Scan the data that follows and count the lines with the string "from"; answer with the count alone.
______________________________
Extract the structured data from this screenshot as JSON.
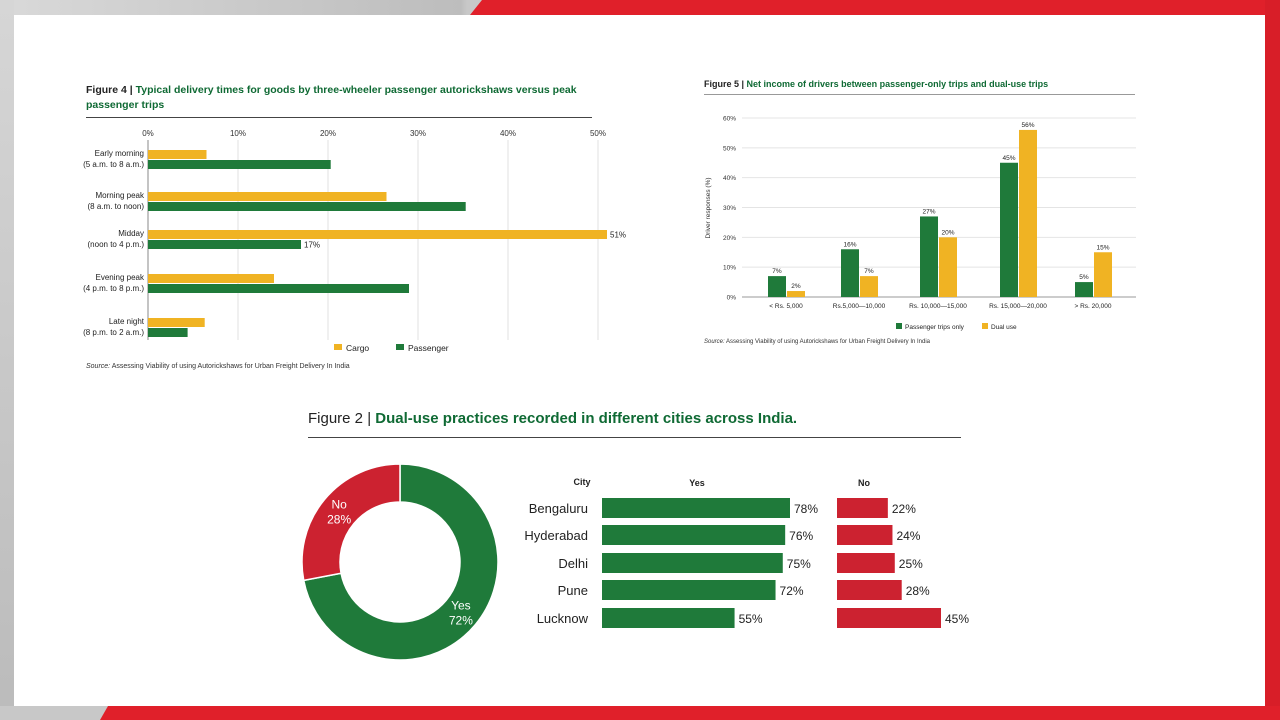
{
  "colors": {
    "cargo": "#f0b323",
    "passenger": "#1f7a3a",
    "yes": "#1f7a3a",
    "no": "#cc2230",
    "title_green": "#0f6a34"
  },
  "figure4": {
    "number": "Figure 4 |",
    "title": "Typical delivery times for goods by three-wheeler passenger autorickshaws versus peak passenger trips",
    "source_label": "Source:",
    "source_text": "Assessing Viability of using Autorickshaws for Urban Freight Delivery In India"
  },
  "figure5": {
    "number": "Figure 5 |",
    "title": "Net income of drivers between passenger-only trips and dual-use trips",
    "source_label": "Source:",
    "source_text": "Assessing Viability of using Autorickshaws for Urban Freight Delivery In India"
  },
  "figure2": {
    "number": "Figure 2 |",
    "title": "Dual-use practices recorded in different cities across India."
  },
  "chart_data": [
    {
      "id": "fig4",
      "type": "bar",
      "orientation": "horizontal",
      "title": "Typical delivery times for goods by three-wheeler passenger autorickshaws versus peak passenger trips",
      "categories": [
        [
          "Early morning",
          "(5 a.m. to 8 a.m.)"
        ],
        [
          "Morning peak",
          "(8 a.m. to noon)"
        ],
        [
          "Midday",
          "(noon to 4 p.m.)"
        ],
        [
          "Evening peak",
          "(4 p.m. to 8 p.m.)"
        ],
        [
          "Late night",
          "(8 p.m. to 2 a.m.)"
        ]
      ],
      "series": [
        {
          "name": "Cargo",
          "values": [
            6.5,
            26.5,
            51,
            14,
            6.3
          ],
          "labels": [
            "",
            "",
            "51%",
            "",
            ""
          ]
        },
        {
          "name": "Passenger",
          "values": [
            20.3,
            35.3,
            17,
            29,
            4.4
          ],
          "labels": [
            "",
            "",
            "17%",
            "",
            ""
          ]
        }
      ],
      "xlim": [
        0,
        50
      ],
      "ticks": [
        0,
        10,
        20,
        30,
        40,
        50
      ],
      "tick_labels": [
        "0%",
        "10%",
        "20%",
        "30%",
        "40%",
        "50%"
      ],
      "grid": true,
      "legend": "bottom"
    },
    {
      "id": "fig5",
      "type": "bar",
      "orientation": "vertical",
      "title": "Net income of drivers between passenger-only trips and dual-use trips",
      "categories": [
        "< Rs. 5,000",
        "Rs.5,000—10,000",
        "Rs. 10,000—15,000",
        "Rs. 15,000—20,000",
        "> Rs. 20,000"
      ],
      "series": [
        {
          "name": "Passenger trips only",
          "values": [
            7,
            16,
            27,
            45,
            5
          ],
          "labels": [
            "7%",
            "16%",
            "27%",
            "45%",
            "5%"
          ]
        },
        {
          "name": "Dual use",
          "values": [
            2,
            7,
            20,
            56,
            15
          ],
          "labels": [
            "2%",
            "7%",
            "20%",
            "56%",
            "15%"
          ]
        }
      ],
      "ylabel": "Driver responses (%)",
      "ylim": [
        0,
        60
      ],
      "ticks": [
        0,
        10,
        20,
        30,
        40,
        50,
        60
      ],
      "tick_labels": [
        "0%",
        "10%",
        "20%",
        "30%",
        "40%",
        "50%",
        "60%"
      ],
      "grid": true,
      "legend": "bottom"
    },
    {
      "id": "fig2_donut",
      "type": "pie",
      "style": "donut",
      "slices": [
        {
          "name": "Yes",
          "value": 72,
          "label": "72%"
        },
        {
          "name": "No",
          "value": 28,
          "label": "28%"
        }
      ]
    },
    {
      "id": "fig2_cities",
      "type": "bar",
      "orientation": "horizontal",
      "category_header": "City",
      "categories": [
        "Bengaluru",
        "Hyderabad",
        "Delhi",
        "Pune",
        "Lucknow"
      ],
      "series": [
        {
          "name": "Yes",
          "values": [
            78,
            76,
            75,
            72,
            55
          ],
          "labels": [
            "78%",
            "76%",
            "75%",
            "72%",
            "55%"
          ]
        },
        {
          "name": "No",
          "values": [
            22,
            24,
            25,
            28,
            45
          ],
          "labels": [
            "22%",
            "24%",
            "25%",
            "28%",
            "45%"
          ]
        }
      ]
    }
  ]
}
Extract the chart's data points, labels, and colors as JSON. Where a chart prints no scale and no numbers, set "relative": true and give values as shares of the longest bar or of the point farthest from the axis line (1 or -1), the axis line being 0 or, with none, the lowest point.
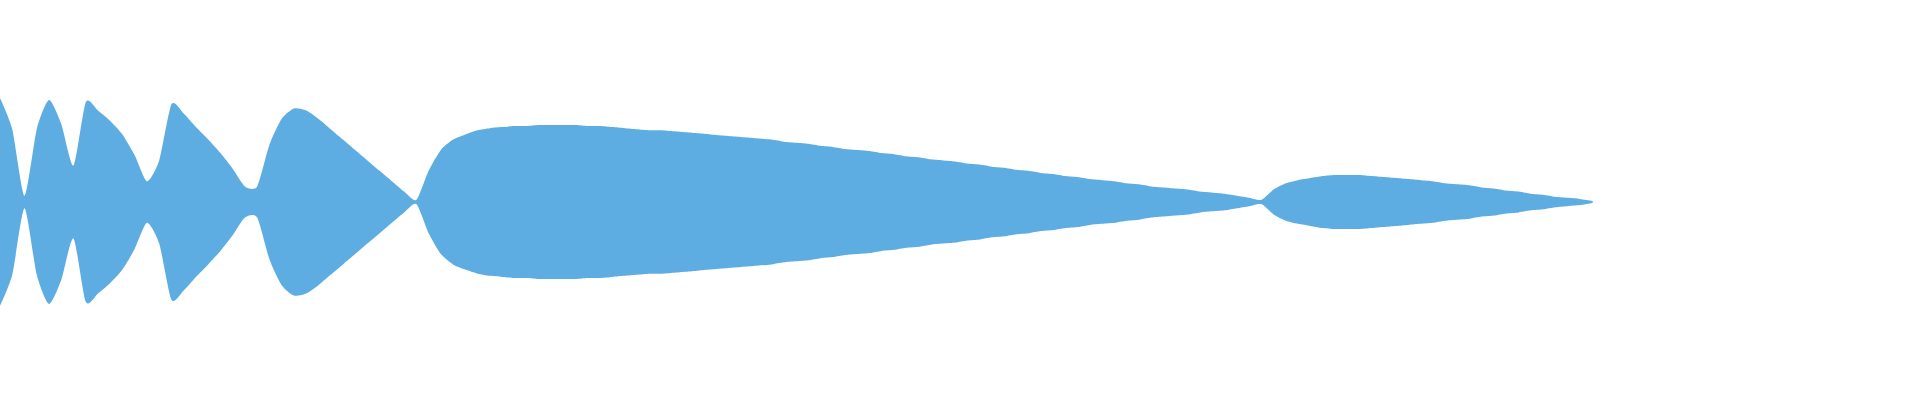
{
  "chart_data": {
    "type": "area",
    "relative": true,
    "categories": [
      null,
      null,
      null,
      null,
      null,
      null,
      null,
      null,
      null,
      null,
      null,
      null,
      null,
      null,
      null,
      null,
      null,
      null,
      null,
      null,
      null,
      null,
      null,
      null,
      null,
      null,
      null,
      null,
      null,
      null,
      null,
      null,
      null,
      null,
      null,
      null,
      null,
      null,
      null,
      null,
      null,
      null,
      null,
      null,
      null,
      null,
      null,
      null,
      null,
      null,
      null,
      null,
      null,
      null,
      null,
      null,
      null,
      null,
      null,
      null,
      null,
      null,
      null,
      null,
      null,
      null,
      null,
      null,
      null,
      null,
      null,
      null,
      null,
      null,
      null,
      null,
      null,
      null,
      null,
      null,
      null,
      null,
      null,
      null,
      null,
      null,
      null,
      null,
      null,
      null,
      null,
      null,
      null,
      null,
      null,
      null,
      null,
      null,
      null,
      null,
      null,
      null,
      null,
      null,
      null,
      null,
      null,
      null,
      null,
      null,
      null,
      null,
      null,
      null,
      null,
      null,
      null,
      null,
      null,
      null,
      null,
      null,
      null,
      null,
      null,
      null,
      null,
      null,
      null,
      null,
      null
    ],
    "series": [
      {
        "color": "#5dade2",
        "values": [
          1.0,
          0.7,
          0.06,
          0.7,
          0.98,
          0.75,
          0.35,
          0.96,
          0.88,
          0.78,
          0.65,
          0.45,
          0.2,
          0.4,
          0.94,
          0.85,
          0.72,
          0.6,
          0.47,
          0.32,
          0.15,
          0.15,
          0.55,
          0.8,
          0.9,
          0.88,
          0.8,
          0.7,
          0.6,
          0.5,
          0.4,
          0.3,
          0.2,
          0.1,
          0.02,
          0.3,
          0.5,
          0.6,
          0.65,
          0.69,
          0.71,
          0.72,
          0.73,
          0.73,
          0.74,
          0.74,
          0.74,
          0.74,
          0.73,
          0.73,
          0.72,
          0.71,
          0.7,
          0.69,
          0.69,
          0.68,
          0.67,
          0.66,
          0.65,
          0.64,
          0.63,
          0.62,
          0.61,
          0.6,
          0.58,
          0.57,
          0.56,
          0.54,
          0.53,
          0.51,
          0.5,
          0.49,
          0.47,
          0.46,
          0.44,
          0.43,
          0.41,
          0.4,
          0.39,
          0.37,
          0.36,
          0.34,
          0.33,
          0.31,
          0.3,
          0.28,
          0.27,
          0.25,
          0.24,
          0.22,
          0.21,
          0.2,
          0.18,
          0.17,
          0.15,
          0.14,
          0.13,
          0.12,
          0.1,
          0.09,
          0.08,
          0.06,
          0.04,
          0.02,
          0.12,
          0.18,
          0.21,
          0.23,
          0.25,
          0.26,
          0.26,
          0.26,
          0.25,
          0.24,
          0.23,
          0.22,
          0.21,
          0.2,
          0.18,
          0.17,
          0.16,
          0.14,
          0.13,
          0.11,
          0.1,
          0.08,
          0.07,
          0.05,
          0.04,
          0.03,
          0.01
        ]
      }
    ]
  }
}
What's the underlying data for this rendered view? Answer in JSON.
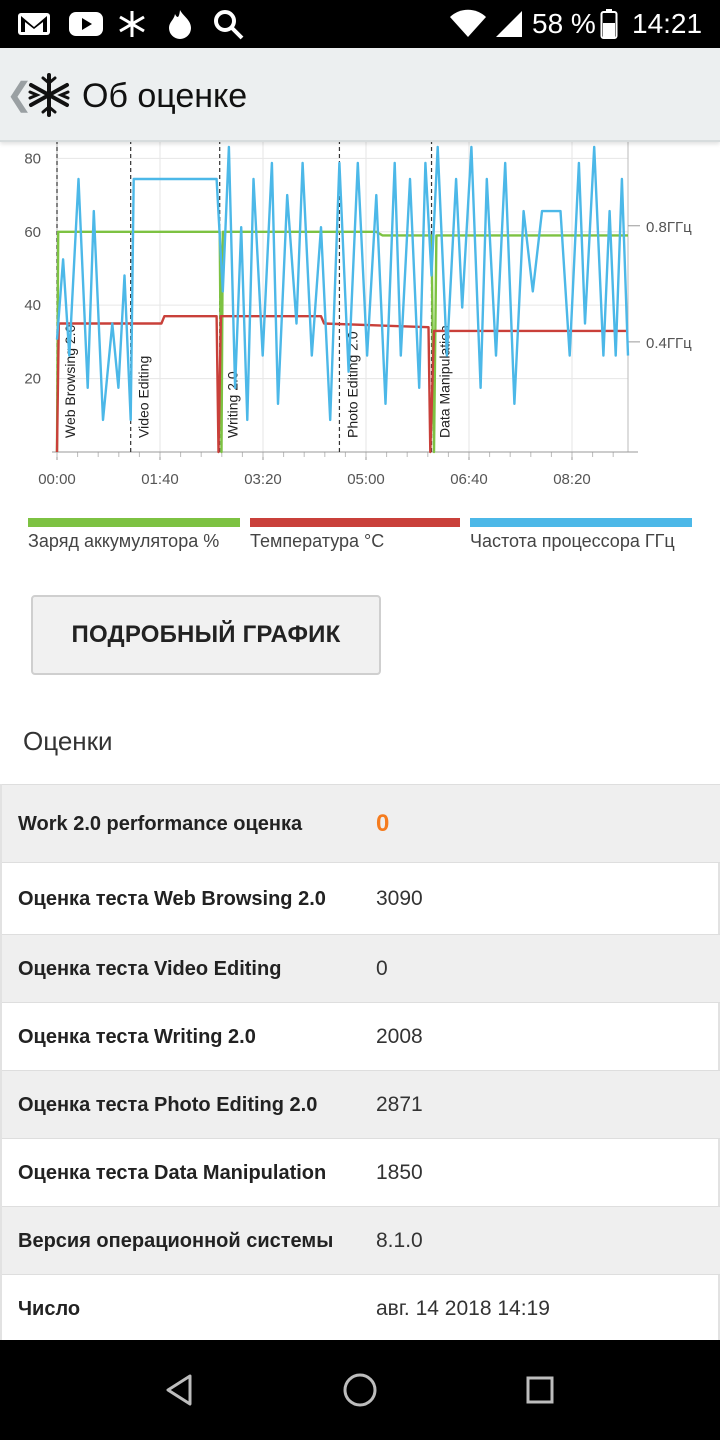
{
  "status_bar": {
    "battery": "58 %",
    "time": "14:21",
    "icons": [
      "gmail-icon",
      "youtube-icon",
      "snowflake-icon",
      "fire-icon",
      "search-icon",
      "wifi-icon",
      "signal-icon",
      "battery-icon"
    ]
  },
  "app_bar": {
    "back_glyph": "❮",
    "title": "Об оценке"
  },
  "chart_data": {
    "type": "line",
    "x_ticks": [
      "00:00",
      "01:40",
      "03:20",
      "05:00",
      "06:40",
      "08:20"
    ],
    "y_ticks_left": [
      80,
      60,
      40,
      20
    ],
    "y_ticks_right": [
      "0.8ГГц",
      "0.4ГГц"
    ],
    "ylim": [
      0,
      85
    ],
    "segments": [
      {
        "label": "Web Browsing 2.0",
        "t": 0
      },
      {
        "label": "Video Editing",
        "t": 1.2
      },
      {
        "label": "Writing 2.0",
        "t": 2.65
      },
      {
        "label": "Photo Editing 2.0",
        "t": 4.6
      },
      {
        "label": "Data Manipulation",
        "t": 6.1
      }
    ],
    "series": [
      {
        "name": "Заряд аккумулятора %",
        "color": "#7dc242",
        "points": [
          [
            0,
            0
          ],
          [
            0.02,
            60
          ],
          [
            2.65,
            60
          ],
          [
            2.68,
            0
          ],
          [
            2.7,
            60
          ],
          [
            5.2,
            60
          ],
          [
            5.3,
            59
          ],
          [
            6.1,
            59
          ],
          [
            6.14,
            0
          ],
          [
            6.18,
            59
          ],
          [
            9.3,
            59
          ]
        ]
      },
      {
        "name": "Температура °C",
        "color": "#c9403a",
        "points": [
          [
            0,
            0
          ],
          [
            0.03,
            35
          ],
          [
            1.7,
            35
          ],
          [
            1.75,
            37
          ],
          [
            2.6,
            37
          ],
          [
            2.63,
            0
          ],
          [
            2.67,
            37
          ],
          [
            4.3,
            37
          ],
          [
            4.35,
            35
          ],
          [
            6.05,
            34
          ],
          [
            6.08,
            0
          ],
          [
            6.14,
            33
          ],
          [
            9.3,
            33
          ]
        ]
      },
      {
        "name": "Частота процессора ГГц",
        "color": "#4cb8e8",
        "points": [
          [
            0,
            0.35
          ],
          [
            0.1,
            0.6
          ],
          [
            0.2,
            0.3
          ],
          [
            0.35,
            0.85
          ],
          [
            0.5,
            0.2
          ],
          [
            0.6,
            0.75
          ],
          [
            0.75,
            0.1
          ],
          [
            0.9,
            0.4
          ],
          [
            1.0,
            0.2
          ],
          [
            1.1,
            0.55
          ],
          [
            1.2,
            0.1
          ],
          [
            1.25,
            0.85
          ],
          [
            1.4,
            0.85
          ],
          [
            1.6,
            0.85
          ],
          [
            2.0,
            0.85
          ],
          [
            2.3,
            0.85
          ],
          [
            2.6,
            0.85
          ],
          [
            2.7,
            0.5
          ],
          [
            2.8,
            0.95
          ],
          [
            2.9,
            0.2
          ],
          [
            3.0,
            0.7
          ],
          [
            3.1,
            0.1
          ],
          [
            3.2,
            0.85
          ],
          [
            3.35,
            0.3
          ],
          [
            3.5,
            0.9
          ],
          [
            3.6,
            0.15
          ],
          [
            3.75,
            0.8
          ],
          [
            3.9,
            0.4
          ],
          [
            4.0,
            0.9
          ],
          [
            4.15,
            0.3
          ],
          [
            4.3,
            0.7
          ],
          [
            4.45,
            0.1
          ],
          [
            4.6,
            0.9
          ],
          [
            4.75,
            0.25
          ],
          [
            4.9,
            0.9
          ],
          [
            5.05,
            0.3
          ],
          [
            5.2,
            0.8
          ],
          [
            5.35,
            0.15
          ],
          [
            5.5,
            0.9
          ],
          [
            5.6,
            0.3
          ],
          [
            5.75,
            0.85
          ],
          [
            5.9,
            0.2
          ],
          [
            6.0,
            0.9
          ],
          [
            6.1,
            0.55
          ],
          [
            6.2,
            0.95
          ],
          [
            6.35,
            0.3
          ],
          [
            6.5,
            0.85
          ],
          [
            6.6,
            0.45
          ],
          [
            6.75,
            0.95
          ],
          [
            6.9,
            0.2
          ],
          [
            7.0,
            0.85
          ],
          [
            7.15,
            0.3
          ],
          [
            7.3,
            0.9
          ],
          [
            7.45,
            0.15
          ],
          [
            7.6,
            0.75
          ],
          [
            7.75,
            0.5
          ],
          [
            7.9,
            0.75
          ],
          [
            8.05,
            0.75
          ],
          [
            8.2,
            0.75
          ],
          [
            8.35,
            0.3
          ],
          [
            8.5,
            0.9
          ],
          [
            8.6,
            0.4
          ],
          [
            8.75,
            0.95
          ],
          [
            8.9,
            0.3
          ],
          [
            9.0,
            0.75
          ],
          [
            9.1,
            0.3
          ],
          [
            9.2,
            0.85
          ],
          [
            9.3,
            0.3
          ]
        ]
      }
    ],
    "x_range": [
      0,
      9.3
    ],
    "grid": true
  },
  "legend": [
    {
      "label": "Заряд аккумулятора %",
      "color": "#7dc242"
    },
    {
      "label": "Температура °C",
      "color": "#c9403a"
    },
    {
      "label": "Частота процессора ГГц",
      "color": "#4cb8e8"
    }
  ],
  "detail_button": "ПОДРОБНЫЙ ГРАФИК",
  "section_title": "Оценки",
  "scores": [
    {
      "label": "Work 2.0 performance оценка",
      "value": "0",
      "accent": true
    },
    {
      "label": "Оценка теста Web Browsing 2.0",
      "value": "3090"
    },
    {
      "label": "Оценка теста Video Editing",
      "value": "0"
    },
    {
      "label": "Оценка теста Writing 2.0",
      "value": "2008"
    },
    {
      "label": "Оценка теста Photo Editing 2.0",
      "value": "2871"
    },
    {
      "label": "Оценка теста Data Manipulation",
      "value": "1850"
    },
    {
      "label": "Версия операционной системы",
      "value": "8.1.0"
    },
    {
      "label": "Число",
      "value": "авг. 14 2018 14:19"
    }
  ],
  "colors": {
    "accent": "#f57c1f",
    "appbar_bg": "#eceff0"
  },
  "nav": [
    "back-icon",
    "home-icon",
    "recents-icon"
  ]
}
______________________________
Solution for this task: 2